■ WHAT IS BEING ASKED ■
Write out every line below that includes the word "Group".

[BEGIN]

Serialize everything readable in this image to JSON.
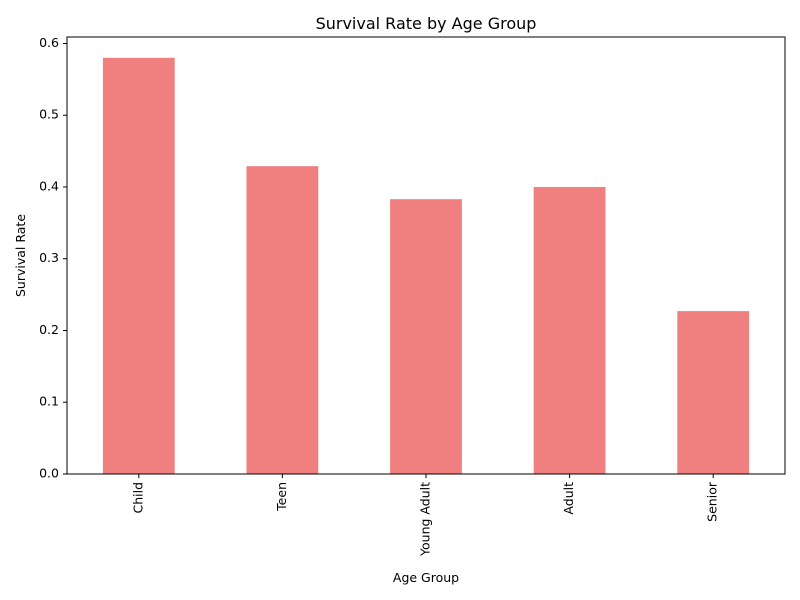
{
  "chart_data": {
    "type": "bar",
    "title": "Survival Rate by Age Group",
    "xlabel": "Age Group",
    "ylabel": "Survival Rate",
    "categories": [
      "Child",
      "Teen",
      "Young Adult",
      "Adult",
      "Senior"
    ],
    "values": [
      0.58,
      0.429,
      0.383,
      0.4,
      0.227
    ],
    "ylim": [
      0,
      0.609
    ],
    "yticks": [
      0.0,
      0.1,
      0.2,
      0.3,
      0.4,
      0.5,
      0.6
    ],
    "ytick_labels": [
      "0.0",
      "0.1",
      "0.2",
      "0.3",
      "0.4",
      "0.5",
      "0.6"
    ],
    "xtick_rotation": "vertical",
    "bar_color": "#f08080",
    "grid": false,
    "legend": "none"
  }
}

[END]

■ RESPONSE TO THE TASK ■
    "title": "Survival Rate by Age Group",
    "xlabel": "Age Group",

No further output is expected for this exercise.